** WRITTEN REQUEST **
The listing beneath should be written out in full, exactly as shown.
====== RECORDS
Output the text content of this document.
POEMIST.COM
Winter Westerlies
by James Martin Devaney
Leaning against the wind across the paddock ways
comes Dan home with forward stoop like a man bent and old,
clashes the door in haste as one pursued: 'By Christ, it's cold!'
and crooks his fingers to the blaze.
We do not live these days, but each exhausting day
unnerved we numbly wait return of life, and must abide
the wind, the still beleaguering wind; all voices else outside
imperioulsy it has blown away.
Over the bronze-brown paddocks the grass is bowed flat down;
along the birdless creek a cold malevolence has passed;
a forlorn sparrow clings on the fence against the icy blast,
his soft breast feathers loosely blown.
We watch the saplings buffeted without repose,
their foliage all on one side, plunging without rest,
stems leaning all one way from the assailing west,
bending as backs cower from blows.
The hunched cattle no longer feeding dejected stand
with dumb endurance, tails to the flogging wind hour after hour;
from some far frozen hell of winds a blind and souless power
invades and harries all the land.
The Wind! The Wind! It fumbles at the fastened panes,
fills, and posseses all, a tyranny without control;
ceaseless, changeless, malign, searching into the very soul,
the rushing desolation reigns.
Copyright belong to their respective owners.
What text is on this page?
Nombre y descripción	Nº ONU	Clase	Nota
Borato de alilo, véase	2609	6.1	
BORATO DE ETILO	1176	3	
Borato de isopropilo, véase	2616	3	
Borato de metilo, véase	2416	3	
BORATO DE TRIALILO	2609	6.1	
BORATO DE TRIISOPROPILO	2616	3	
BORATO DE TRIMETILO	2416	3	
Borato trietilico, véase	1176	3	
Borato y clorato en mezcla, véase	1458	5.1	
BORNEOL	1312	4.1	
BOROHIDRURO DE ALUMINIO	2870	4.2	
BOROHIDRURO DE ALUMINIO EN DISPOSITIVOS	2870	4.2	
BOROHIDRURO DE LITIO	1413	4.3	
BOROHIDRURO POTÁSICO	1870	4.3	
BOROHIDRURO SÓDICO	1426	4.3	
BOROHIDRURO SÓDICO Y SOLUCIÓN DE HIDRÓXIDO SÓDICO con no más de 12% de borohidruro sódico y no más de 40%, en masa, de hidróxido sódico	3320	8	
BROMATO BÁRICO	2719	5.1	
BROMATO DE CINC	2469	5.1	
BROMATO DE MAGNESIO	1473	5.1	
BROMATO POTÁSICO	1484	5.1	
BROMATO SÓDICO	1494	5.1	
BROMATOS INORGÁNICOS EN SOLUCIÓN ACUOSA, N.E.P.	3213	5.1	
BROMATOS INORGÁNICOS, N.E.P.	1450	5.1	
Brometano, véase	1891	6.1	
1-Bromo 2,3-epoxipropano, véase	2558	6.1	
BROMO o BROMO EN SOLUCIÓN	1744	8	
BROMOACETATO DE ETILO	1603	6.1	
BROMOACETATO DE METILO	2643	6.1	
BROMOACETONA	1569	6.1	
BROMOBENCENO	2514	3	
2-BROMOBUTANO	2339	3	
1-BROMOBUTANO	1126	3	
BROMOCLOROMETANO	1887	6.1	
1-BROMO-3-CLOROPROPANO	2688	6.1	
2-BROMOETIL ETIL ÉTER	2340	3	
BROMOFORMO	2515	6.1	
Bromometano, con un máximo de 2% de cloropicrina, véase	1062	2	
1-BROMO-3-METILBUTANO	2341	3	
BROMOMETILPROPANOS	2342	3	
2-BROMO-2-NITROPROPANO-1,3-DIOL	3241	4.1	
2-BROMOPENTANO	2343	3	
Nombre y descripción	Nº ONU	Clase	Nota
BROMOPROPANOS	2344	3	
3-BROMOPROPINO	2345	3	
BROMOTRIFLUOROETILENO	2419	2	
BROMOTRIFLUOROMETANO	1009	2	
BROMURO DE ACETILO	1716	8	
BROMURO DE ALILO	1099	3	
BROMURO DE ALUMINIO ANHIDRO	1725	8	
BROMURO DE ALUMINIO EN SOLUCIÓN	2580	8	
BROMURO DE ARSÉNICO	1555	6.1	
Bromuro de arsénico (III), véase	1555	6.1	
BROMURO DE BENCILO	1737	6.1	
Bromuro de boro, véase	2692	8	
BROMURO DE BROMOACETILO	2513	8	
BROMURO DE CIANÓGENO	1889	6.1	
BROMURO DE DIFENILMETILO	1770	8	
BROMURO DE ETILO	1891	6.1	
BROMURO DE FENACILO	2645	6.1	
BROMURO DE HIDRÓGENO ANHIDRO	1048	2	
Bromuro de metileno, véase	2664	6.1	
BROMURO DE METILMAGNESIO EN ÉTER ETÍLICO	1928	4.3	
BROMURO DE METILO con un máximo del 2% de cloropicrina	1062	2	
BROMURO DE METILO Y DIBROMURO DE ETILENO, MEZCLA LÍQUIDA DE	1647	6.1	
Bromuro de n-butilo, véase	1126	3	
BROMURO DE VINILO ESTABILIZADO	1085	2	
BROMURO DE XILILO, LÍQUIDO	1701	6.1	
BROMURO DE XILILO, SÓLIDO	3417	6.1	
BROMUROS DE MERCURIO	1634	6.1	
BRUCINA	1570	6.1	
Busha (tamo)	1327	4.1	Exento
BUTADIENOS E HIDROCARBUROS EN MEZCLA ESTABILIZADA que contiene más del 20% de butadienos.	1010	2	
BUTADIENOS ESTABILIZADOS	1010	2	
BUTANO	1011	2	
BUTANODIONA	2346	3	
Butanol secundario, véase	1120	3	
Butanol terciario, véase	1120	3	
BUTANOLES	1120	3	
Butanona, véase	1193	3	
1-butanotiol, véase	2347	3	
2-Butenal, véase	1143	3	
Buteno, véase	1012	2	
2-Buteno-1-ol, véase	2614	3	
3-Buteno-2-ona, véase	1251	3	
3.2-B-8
============
** WRITTEN SOLUTION **
Output the text content of this document.
POEMIST.COM
Winter Westerlies
by James Martin Devaney
Leaning against the wind across the paddock ways
comes Dan home with forward stoop like a man bent and old,
clashes the door in haste as one pursued: 'By Christ, it's cold!'
and crooks his fingers to the blaze.
We do not live these days, but each exhausting day
unnerved we numbly wait return of life, and must abide
the wind, the still beleaguering wind; all voices else outside
imperioulsy it has blown away.
Over the bronze-brown paddocks the grass is bowed flat down;
along the birdless creek a cold malevolence has passed;
a forlorn sparrow clings on the fence against the icy blast,
his soft breast feathers loosely blown.
We watch the saplings buffeted without repose,
their foliage all on one side, plunging without rest,
stems leaning all one way from the assailing west,
bending as backs cower from blows.
The hunched cattle no longer feeding dejected stand
with dumb endurance, tails to the flogging wind hour after hour;
from some far frozen hell of winds a blind and souless power
invades and harries all the land.
The Wind! The Wind! It fumbles at the fastened panes,
fills, and posseses all, a tyranny without control;
ceaseless, changeless, malign, searching into the very soul,
the rushing desolation reigns.
Copyright belong to their respective owners.
What text is on this page?
Nombre y descripción	Nº ONU	Clase	Nota
Borato de alilo, véase	2609	6.1	
BORATO DE ETILO	1176	3	
Borato de isopropilo, véase	2616	3	
Borato de metilo, véase	2416	3	
BORATO DE TRIALILO	2609	6.1	
BORATO DE TRIISOPROPILO	2616	3	
BORATO DE TRIMETILO	2416	3	
Borato trietilico, véase	1176	3	
Borato y clorato en mezcla, véase	1458	5.1	
BORNEOL	1312	4.1	
BOROHIDRURO DE ALUMINIO	2870	4.2	
BOROHIDRURO DE ALUMINIO EN DISPOSITIVOS	2870	4.2	
BOROHIDRURO DE LITIO	1413	4.3	
BOROHIDRURO POTÁSICO	1870	4.3	
BOROHIDRURO SÓDICO	1426	4.3	
BOROHIDRURO SÓDICO Y SOLUCIÓN DE HIDRÓXIDO SÓDICO con no más de 12% de borohidruro sódico y no más de 40%, en masa, de hidróxido sódico	3320	8	
BROMATO BÁRICO	2719	5.1	
BROMATO DE CINC	2469	5.1	
BROMATO DE MAGNESIO	1473	5.1	
BROMATO POTÁSICO	1484	5.1	
BROMATO SÓDICO	1494	5.1	
BROMATOS INORGÁNICOS EN SOLUCIÓN ACUOSA, N.E.P.	3213	5.1	
BROMATOS INORGÁNICOS, N.E.P.	1450	5.1	
Brometano, véase	1891	6.1	
1-Bromo 2,3-epoxipropano, véase	2558	6.1	
BROMO o BROMO EN SOLUCIÓN	1744	8	
BROMOACETATO DE ETILO	1603	6.1	
BROMOACETATO DE METILO	2643	6.1	
BROMOACETONA	1569	6.1	
BROMOBENCENO	2514	3	
2-BROMOBUTANO	2339	3	
1-BROMOBUTANO	1126	3	
BROMOCLOROMETANO	1887	6.1	
1-BROMO-3-CLOROPROPANO	2688	6.1	
2-BROMOETIL ETIL ÉTER	2340	3	
BROMOFORMO	2515	6.1	
Bromometano, con un máximo de 2% de cloropicrina, véase	1062	2	
1-BROMO-3-METILBUTANO	2341	3	
BROMOMETILPROPANOS	2342	3	
2-BROMO-2-NITROPROPANO-1,3-DIOL	3241	4.1	
2-BROMOPENTANO	2343	3	
Nombre y descripción	Nº ONU	Clase	Nota
BROMOPROPANOS	2344	3	
3-BROMOPROPINO	2345	3	
BROMOTRIFLUOROETILENO	2419	2	
BROMOTRIFLUOROMETANO	1009	2	
BROMURO DE ACETILO	1716	8	
BROMURO DE ALILO	1099	3	
BROMURO DE ALUMINIO ANHIDRO	1725	8	
BROMURO DE ALUMINIO EN SOLUCIÓN	2580	8	
BROMURO DE ARSÉNICO	1555	6.1	
Bromuro de arsénico (III), véase	1555	6.1	
BROMURO DE BENCILO	1737	6.1	
Bromuro de boro, véase	2692	8	
BROMURO DE BROMOACETILO	2513	8	
BROMURO DE CIANÓGENO	1889	6.1	
BROMURO DE DIFENILMETILO	1770	8	
BROMURO DE ETILO	1891	6.1	
BROMURO DE FENACILO	2645	6.1	
BROMURO DE HIDRÓGENO ANHIDRO	1048	2	
Bromuro de metileno, véase	2664	6.1	
BROMURO DE METILMAGNESIO EN ÉTER ETÍLICO	1928	4.3	
BROMURO DE METILO con un máximo del 2% de cloropicrina	1062	2	
BROMURO DE METILO Y DIBROMURO DE ETILENO, MEZCLA LÍQUIDA DE	1647	6.1	
Bromuro de n-butilo, véase	1126	3	
BROMURO DE VINILO ESTABILIZADO	1085	2	
BROMURO DE XILILO, LÍQUIDO	1701	6.1	
BROMURO DE XILILO, SÓLIDO	3417	6.1	
BROMUROS DE MERCURIO	1634	6.1	
BRUCINA	1570	6.1	
Busha (tamo)	1327	4.1	Exento
BUTADIENOS E HIDROCARBUROS EN MEZCLA ESTABILIZADA que contiene más del 20% de butadienos.	1010	2	
BUTADIENOS ESTABILIZADOS	1010	2	
BUTANO	1011	2	
BUTANODIONA	2346	3	
Butanol secundario, véase	1120	3	
Butanol terciario, véase	1120	3	
BUTANOLES	1120	3	
Butanona, véase	1193	3	
1-butanotiol, véase	2347	3	
2-Butenal, véase	1143	3	
Buteno, véase	1012	2	
2-Buteno-1-ol, véase	2614	3	
3-Buteno-2-ona, véase	1251	3	
3.2-B-8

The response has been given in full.